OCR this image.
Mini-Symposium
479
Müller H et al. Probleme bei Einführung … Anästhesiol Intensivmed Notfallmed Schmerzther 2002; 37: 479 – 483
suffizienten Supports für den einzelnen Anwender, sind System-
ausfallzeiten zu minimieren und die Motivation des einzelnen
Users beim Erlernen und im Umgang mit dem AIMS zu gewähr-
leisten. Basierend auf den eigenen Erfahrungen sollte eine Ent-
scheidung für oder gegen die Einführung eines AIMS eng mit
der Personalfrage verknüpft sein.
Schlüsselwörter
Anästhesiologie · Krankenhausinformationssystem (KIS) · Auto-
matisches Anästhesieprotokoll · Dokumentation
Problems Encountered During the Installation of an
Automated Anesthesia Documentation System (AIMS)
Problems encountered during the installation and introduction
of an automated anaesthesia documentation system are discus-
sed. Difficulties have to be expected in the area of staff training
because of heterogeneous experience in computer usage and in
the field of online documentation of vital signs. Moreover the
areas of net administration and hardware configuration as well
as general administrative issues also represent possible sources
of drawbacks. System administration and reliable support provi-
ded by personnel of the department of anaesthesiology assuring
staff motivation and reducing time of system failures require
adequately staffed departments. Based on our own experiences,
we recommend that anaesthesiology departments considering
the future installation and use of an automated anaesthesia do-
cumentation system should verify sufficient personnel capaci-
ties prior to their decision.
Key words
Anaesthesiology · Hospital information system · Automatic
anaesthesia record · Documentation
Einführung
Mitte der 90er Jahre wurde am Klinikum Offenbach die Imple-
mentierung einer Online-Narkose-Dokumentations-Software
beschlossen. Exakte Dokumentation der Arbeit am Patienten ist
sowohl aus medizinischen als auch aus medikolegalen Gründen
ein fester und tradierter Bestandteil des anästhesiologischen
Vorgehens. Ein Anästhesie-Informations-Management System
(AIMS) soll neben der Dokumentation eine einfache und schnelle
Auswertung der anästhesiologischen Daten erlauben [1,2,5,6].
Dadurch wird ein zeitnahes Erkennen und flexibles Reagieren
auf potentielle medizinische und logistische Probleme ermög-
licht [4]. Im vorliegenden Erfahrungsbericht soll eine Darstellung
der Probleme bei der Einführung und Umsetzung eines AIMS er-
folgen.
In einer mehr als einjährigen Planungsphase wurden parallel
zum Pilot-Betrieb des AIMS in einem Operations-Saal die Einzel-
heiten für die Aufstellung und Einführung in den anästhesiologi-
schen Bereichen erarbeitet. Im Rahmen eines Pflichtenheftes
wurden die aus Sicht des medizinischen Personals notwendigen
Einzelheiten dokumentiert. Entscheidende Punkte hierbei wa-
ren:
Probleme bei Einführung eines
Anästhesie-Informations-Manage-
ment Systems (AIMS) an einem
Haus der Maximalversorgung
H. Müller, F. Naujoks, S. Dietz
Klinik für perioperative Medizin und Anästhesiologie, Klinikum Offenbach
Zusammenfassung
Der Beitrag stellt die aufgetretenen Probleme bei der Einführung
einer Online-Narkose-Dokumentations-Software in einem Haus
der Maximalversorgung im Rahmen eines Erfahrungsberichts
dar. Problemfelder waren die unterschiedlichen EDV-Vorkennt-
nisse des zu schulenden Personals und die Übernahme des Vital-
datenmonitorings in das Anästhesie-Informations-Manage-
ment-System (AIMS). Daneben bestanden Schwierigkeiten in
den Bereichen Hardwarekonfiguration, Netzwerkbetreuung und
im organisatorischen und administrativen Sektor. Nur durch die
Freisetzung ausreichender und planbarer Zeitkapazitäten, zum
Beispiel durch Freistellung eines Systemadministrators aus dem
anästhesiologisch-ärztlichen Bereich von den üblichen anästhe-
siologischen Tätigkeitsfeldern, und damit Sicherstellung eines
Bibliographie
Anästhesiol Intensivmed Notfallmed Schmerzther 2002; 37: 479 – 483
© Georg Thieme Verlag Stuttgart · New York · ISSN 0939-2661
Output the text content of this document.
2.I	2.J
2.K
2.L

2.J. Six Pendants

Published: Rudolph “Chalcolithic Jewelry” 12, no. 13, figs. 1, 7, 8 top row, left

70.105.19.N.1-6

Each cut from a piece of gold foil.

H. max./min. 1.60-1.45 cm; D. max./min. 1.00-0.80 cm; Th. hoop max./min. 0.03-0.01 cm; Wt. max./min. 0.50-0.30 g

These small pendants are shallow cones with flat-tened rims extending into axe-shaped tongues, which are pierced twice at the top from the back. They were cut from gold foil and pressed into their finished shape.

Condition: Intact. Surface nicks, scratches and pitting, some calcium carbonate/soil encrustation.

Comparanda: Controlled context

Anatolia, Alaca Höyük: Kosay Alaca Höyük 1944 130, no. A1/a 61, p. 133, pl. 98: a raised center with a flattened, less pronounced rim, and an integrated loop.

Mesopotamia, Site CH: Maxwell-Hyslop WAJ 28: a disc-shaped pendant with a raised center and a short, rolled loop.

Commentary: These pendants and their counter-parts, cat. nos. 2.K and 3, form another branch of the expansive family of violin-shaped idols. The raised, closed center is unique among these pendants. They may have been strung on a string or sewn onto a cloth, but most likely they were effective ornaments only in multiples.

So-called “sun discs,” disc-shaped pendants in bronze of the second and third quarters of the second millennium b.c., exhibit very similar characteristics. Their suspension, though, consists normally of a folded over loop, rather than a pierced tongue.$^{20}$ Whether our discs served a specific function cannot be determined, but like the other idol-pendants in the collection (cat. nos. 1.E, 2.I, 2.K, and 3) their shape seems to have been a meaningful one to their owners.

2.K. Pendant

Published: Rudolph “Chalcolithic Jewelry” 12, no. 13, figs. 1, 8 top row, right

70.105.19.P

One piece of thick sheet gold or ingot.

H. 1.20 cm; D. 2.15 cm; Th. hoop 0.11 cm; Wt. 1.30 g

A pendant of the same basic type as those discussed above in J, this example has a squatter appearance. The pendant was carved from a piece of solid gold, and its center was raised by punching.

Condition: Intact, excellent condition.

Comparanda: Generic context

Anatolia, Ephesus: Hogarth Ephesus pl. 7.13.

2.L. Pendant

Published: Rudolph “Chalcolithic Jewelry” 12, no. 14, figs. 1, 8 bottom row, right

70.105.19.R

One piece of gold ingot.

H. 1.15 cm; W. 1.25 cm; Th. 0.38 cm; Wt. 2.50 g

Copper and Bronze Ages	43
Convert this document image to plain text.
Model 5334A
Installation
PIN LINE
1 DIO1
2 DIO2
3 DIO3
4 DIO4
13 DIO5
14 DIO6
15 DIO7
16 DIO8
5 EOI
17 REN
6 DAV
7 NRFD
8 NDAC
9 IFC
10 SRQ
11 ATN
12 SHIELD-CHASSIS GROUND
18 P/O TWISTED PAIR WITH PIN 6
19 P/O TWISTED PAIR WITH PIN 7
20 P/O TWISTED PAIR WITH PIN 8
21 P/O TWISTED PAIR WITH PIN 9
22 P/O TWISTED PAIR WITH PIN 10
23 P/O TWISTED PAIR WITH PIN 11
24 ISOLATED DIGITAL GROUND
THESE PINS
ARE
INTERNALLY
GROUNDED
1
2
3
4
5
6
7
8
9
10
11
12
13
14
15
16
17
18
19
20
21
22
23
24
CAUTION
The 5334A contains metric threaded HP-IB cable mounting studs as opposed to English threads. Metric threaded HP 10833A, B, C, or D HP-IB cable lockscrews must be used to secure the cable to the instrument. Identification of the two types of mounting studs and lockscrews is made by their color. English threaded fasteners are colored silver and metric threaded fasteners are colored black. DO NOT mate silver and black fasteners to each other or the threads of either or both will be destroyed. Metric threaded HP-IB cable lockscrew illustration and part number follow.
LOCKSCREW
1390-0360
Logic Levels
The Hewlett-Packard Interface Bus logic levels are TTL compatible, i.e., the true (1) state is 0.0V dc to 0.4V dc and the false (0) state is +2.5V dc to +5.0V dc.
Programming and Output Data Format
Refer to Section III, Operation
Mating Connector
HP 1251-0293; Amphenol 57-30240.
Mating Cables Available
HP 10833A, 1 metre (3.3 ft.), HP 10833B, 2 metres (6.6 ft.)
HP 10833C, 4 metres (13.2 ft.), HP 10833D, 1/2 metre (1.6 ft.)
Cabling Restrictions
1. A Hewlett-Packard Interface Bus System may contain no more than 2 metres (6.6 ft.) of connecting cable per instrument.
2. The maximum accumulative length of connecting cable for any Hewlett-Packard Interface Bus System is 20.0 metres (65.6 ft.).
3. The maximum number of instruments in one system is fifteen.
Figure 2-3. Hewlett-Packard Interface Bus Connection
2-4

-=-=-

## Required work
How many of the lines above include the string "Dokumentations"? Reply with the number by itself.

## Written response
2